══ Given text

My Best Friend, Now on Linux

120
  Jake knocked on my door at 9 AM on that hot summer day. He ran to my bedroom window, and started shouting.
 
  “Sean! Sean! Time to get up, you said you were doing this!”

  He was, of course, entirely right. Jake had mentioned for several months that his computer was bogged down with Vista, and he was fed up with the initial user experience. I was surprised by his initial request for me to give him a try with Linux. I had never advocated it or mentioned it. However, he had always known that I had it on all my machines, and I seemed to like it.

  I turned over and looked at my clock. Yup, 9 AM sharp. Jake was not only eager to get this done, he was up before noon. That was enough to impress me. I rolled out of my bed, accidentally stepped on some of the Legos my brothers had left out the night before, and hobbled in pain to the door. (Why is it that those things hurt like the dickens most right after waking up?)

  Jake was sporting his regular appearance of “FRIGHTENING”. He spoted a shaved head, and a shirt that read “Divinity is Giving Up the F*cking Ghost Because Truth is Dead to Me”. A thick large ring hung from his nose, huge gauges were set in his ears. Iron bars poked out of his forearm, and scars ran up and down his other arm in a unique celtic design. This man had lived a hard life, and he wore all the burdens of visuals that society would never understand fully. He held his rig in his burly arms with the strength of a titanthrope. He slung it over his shoulder, as if the rig were light as a feather. As he walked in, he gently slammed it down on the oak table.

  “Okay, put Linux on it.” he said. Distribution choice was really a no-brainer here. Ubuntu has always been stupidly easy in comparison with other distros. I helped him put Jaunty on with an ext4 filesystem.

  “I just think it’s great that anyone would spend their time working on releasing a whole operating system for free.” Jake said.

   And with that, Jaunty’s installation finished. I was far from finished, however. Just leaving the bare-bones system for a non-technical person was somewhat a bad idea, so I installed and set up the following:

-Flash for AMD 64 Linux.
-Nvidia Drivers set up.
-The “ubuntu-restricted-extras” package so that he could watch all of the archived media he had on his other hard drive at home.
-libdvdcss2, so that he could watch his favorite DVDs.
-VisualBoyAdvance, DosBOX, and Wine for his various games.
-Miro for a fresher alternative to just searching YouTube, with him subrscribed to my various video channels.
-Amarok 2.1 for music, with the QGTKstyle enabled.
-Nicotine+, a FOSS alternative to SoulSeek, one of his favorite apps.
-A plethora of free games.

    I set up his accounts in Pidgin, and also made a Jabber.org account for him. This is a common practice I do for anyone that switches to Linux in my circle of friends: I have them support Jabber alongside regular AIM, MSN, and Yahoo protocols. Then, if any of them know each other, I add them on friends lists.
     I walked him through everything, explaining what each app does and how to use the computer. I introduced him to the command line for an easy explanation to how to install apps, and I also introduced him to XKCD.
     Jake has been using Linux for about a month now, and he loves it. I never was in-your-face-about it, I politely mentioned it once or twice and he enjoys it thoroughly. Now I have several other friends asking for me to switch them over to Ubuntu, so it’s a strong possibility that they too will be supporting FOSS in ways they could never expect.

════
══ Extracted information

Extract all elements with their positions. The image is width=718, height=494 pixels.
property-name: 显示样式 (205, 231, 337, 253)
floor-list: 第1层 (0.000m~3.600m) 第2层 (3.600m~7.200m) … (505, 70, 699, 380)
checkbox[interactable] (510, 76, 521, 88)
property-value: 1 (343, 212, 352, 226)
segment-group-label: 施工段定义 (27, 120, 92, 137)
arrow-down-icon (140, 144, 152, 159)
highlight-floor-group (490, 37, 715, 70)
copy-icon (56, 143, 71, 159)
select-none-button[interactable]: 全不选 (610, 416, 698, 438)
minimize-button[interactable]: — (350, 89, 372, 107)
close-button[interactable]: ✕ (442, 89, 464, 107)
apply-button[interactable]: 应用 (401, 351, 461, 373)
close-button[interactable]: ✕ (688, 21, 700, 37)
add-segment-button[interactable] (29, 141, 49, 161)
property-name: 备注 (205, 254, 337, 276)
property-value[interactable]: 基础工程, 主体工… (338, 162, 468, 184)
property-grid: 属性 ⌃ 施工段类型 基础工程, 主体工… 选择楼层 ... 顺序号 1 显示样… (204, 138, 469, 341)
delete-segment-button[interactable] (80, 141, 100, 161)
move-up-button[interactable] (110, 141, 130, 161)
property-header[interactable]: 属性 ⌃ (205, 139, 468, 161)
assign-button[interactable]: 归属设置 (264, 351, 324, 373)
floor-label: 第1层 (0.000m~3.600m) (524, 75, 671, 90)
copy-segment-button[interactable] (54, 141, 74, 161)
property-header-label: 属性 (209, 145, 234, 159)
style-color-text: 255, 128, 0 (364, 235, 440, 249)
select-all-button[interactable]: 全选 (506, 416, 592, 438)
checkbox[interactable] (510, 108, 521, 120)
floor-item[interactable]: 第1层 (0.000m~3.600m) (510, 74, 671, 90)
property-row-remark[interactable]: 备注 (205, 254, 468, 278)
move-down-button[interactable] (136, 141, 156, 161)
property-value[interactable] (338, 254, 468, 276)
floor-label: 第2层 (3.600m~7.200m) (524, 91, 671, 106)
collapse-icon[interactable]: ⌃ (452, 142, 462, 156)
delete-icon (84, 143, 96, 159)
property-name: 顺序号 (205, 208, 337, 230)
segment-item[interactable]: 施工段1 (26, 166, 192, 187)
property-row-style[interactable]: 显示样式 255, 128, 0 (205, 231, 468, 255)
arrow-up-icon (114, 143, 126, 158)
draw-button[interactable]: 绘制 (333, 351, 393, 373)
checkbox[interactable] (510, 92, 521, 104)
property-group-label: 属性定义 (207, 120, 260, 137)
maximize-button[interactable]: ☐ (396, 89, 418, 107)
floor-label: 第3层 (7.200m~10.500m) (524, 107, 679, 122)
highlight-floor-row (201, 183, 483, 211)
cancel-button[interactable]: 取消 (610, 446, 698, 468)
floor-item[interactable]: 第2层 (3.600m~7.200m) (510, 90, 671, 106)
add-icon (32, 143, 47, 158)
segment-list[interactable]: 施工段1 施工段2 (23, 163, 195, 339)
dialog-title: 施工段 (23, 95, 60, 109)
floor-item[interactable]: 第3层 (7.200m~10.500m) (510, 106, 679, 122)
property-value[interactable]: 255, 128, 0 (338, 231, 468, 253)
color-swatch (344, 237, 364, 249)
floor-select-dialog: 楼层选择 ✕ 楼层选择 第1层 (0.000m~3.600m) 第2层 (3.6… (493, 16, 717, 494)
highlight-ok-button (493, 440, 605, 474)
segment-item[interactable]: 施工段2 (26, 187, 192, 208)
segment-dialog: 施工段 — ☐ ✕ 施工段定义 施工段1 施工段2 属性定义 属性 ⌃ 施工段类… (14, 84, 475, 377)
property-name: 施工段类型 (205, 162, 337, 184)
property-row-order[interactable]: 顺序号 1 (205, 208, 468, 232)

════

Return, word for word, the part of the text about switching a friend to Linux that opens with the words containing "And with that, Jaunty’s" and closes with "his favorite apps.". Rely only on the text about switching a friend to Linux, not on the lines.

And with that, Jaunty’s installation finished. I was far from finished, however. Just leaving the bare-bones system for a non-technical person was somewhat a bad idea, so I installed and set up the following:

-Flash for AMD 64 Linux.
-Nvidia Drivers set up.
-The “ubuntu-restricted-extras” package so that he could watch all of the archived media he had on his other hard drive at home.
-libdvdcss2, so that he could watch his favorite DVDs.
-VisualBoyAdvance, DosBOX, and Wine for his various games.
-Miro for a fresher alternative to just searching YouTube, with him subrscribed to my various video channels.
-Amarok 2.1 for music, with the QGTKstyle enabled.
-Nicotine+, a FOSS alternative to SoulSeek, one of his favorite apps.